Material provided:
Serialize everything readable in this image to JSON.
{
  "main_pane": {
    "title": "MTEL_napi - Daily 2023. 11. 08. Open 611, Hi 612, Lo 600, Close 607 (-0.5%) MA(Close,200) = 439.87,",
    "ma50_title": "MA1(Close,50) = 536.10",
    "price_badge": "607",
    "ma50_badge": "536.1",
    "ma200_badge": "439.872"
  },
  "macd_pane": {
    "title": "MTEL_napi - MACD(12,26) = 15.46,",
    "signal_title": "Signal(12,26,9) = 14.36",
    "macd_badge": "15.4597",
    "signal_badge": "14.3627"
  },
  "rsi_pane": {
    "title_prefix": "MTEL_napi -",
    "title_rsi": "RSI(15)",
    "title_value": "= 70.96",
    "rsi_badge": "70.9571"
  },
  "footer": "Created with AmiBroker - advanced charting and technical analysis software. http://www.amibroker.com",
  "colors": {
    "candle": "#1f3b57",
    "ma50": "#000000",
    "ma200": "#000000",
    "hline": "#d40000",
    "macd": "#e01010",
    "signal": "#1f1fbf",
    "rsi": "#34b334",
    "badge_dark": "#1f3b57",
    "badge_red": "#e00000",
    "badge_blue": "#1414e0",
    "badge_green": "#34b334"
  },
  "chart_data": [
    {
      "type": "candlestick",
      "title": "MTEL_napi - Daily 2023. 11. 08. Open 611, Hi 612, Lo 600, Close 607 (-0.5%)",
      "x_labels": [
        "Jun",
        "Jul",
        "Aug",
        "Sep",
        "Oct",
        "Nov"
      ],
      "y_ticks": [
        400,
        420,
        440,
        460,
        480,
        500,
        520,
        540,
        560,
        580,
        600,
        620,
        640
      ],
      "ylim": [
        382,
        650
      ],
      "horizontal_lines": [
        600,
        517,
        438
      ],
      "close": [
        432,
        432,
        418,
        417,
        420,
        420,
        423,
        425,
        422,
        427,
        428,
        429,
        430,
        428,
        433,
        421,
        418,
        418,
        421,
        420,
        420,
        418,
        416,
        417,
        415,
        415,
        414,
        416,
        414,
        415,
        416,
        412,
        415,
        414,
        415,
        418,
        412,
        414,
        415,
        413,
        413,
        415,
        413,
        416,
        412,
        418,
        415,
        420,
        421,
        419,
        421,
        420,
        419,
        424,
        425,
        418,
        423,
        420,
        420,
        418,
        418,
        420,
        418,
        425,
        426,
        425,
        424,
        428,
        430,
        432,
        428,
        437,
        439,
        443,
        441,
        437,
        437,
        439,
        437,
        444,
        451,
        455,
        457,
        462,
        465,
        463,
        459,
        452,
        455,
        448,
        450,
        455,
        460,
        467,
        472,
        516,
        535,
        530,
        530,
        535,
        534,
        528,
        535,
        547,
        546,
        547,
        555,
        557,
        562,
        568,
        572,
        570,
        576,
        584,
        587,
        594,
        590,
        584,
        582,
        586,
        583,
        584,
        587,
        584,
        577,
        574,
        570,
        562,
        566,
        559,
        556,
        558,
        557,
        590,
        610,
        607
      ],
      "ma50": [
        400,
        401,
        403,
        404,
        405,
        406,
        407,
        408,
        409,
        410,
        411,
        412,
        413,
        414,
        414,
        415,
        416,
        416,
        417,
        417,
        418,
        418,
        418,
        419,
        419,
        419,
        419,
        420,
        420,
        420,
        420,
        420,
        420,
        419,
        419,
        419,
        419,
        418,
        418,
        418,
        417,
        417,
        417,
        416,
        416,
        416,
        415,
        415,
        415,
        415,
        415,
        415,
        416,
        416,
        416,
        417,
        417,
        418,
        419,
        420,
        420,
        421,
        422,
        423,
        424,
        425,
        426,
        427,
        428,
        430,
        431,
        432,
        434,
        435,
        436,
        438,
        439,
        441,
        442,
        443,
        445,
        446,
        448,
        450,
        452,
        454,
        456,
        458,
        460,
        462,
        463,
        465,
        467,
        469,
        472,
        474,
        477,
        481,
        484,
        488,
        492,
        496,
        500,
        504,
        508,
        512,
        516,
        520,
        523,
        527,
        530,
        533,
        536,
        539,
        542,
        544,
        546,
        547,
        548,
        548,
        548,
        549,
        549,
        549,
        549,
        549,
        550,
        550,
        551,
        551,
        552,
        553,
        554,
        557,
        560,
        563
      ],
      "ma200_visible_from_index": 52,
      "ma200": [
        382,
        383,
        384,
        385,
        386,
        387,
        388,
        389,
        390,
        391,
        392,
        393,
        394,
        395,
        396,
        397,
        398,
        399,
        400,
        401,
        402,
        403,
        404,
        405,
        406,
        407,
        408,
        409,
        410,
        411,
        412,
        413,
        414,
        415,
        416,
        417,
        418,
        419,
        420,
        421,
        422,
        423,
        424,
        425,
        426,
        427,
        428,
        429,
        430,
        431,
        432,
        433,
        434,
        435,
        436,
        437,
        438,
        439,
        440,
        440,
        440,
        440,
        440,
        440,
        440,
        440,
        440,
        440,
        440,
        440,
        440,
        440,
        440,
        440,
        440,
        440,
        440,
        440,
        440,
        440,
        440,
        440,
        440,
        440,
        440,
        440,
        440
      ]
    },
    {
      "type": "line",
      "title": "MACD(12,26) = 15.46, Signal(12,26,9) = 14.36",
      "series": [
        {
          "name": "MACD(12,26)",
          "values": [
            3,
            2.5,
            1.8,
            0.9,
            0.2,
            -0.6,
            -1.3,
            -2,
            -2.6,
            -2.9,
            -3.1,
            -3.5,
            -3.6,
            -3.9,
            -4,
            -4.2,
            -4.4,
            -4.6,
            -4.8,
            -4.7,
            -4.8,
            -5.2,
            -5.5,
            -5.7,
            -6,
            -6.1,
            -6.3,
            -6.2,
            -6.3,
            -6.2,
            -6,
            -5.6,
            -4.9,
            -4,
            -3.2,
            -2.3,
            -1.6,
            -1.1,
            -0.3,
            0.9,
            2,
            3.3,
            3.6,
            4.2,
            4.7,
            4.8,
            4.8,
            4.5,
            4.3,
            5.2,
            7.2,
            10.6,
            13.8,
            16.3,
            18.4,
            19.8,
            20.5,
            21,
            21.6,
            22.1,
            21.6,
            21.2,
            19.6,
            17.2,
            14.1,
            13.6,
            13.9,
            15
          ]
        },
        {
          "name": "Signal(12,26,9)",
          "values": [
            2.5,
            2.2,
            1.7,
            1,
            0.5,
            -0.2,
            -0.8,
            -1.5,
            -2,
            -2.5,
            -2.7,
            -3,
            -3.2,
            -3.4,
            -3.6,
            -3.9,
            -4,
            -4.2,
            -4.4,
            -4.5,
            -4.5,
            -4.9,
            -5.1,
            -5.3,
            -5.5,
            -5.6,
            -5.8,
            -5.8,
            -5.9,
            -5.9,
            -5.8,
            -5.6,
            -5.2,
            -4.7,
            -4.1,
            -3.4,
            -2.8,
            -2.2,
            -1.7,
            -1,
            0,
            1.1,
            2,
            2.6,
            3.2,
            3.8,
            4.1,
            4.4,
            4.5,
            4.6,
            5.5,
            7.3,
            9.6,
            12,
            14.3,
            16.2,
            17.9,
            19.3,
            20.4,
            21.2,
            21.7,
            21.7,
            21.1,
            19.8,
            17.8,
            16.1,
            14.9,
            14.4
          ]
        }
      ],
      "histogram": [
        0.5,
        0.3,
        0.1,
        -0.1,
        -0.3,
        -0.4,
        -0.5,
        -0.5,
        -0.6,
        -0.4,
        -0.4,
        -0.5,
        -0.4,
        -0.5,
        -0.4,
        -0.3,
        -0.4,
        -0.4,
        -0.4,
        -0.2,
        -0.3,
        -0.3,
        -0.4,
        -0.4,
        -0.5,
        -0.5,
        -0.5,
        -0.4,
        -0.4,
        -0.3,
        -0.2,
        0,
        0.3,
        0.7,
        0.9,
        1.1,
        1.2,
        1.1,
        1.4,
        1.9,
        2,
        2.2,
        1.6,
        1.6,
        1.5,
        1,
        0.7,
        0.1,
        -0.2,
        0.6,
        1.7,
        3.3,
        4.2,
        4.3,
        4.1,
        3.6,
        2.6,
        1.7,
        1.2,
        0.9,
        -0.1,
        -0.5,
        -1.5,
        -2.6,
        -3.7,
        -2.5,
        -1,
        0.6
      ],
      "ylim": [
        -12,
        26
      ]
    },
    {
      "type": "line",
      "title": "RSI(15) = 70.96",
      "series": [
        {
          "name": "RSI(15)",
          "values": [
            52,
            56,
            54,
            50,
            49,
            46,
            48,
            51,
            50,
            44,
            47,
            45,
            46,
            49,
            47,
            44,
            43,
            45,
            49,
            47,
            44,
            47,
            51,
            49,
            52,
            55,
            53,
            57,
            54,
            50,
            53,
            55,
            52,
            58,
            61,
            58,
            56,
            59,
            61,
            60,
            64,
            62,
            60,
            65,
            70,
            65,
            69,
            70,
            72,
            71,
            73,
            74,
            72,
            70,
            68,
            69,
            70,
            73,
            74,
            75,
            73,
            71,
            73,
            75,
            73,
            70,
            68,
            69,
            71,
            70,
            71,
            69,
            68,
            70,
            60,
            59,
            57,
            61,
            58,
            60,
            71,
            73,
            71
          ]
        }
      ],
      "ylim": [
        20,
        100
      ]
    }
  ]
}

Requirement: Go through the listing above and report how many of its lines contain the word "Open", with only the number as output.

Completed task: 2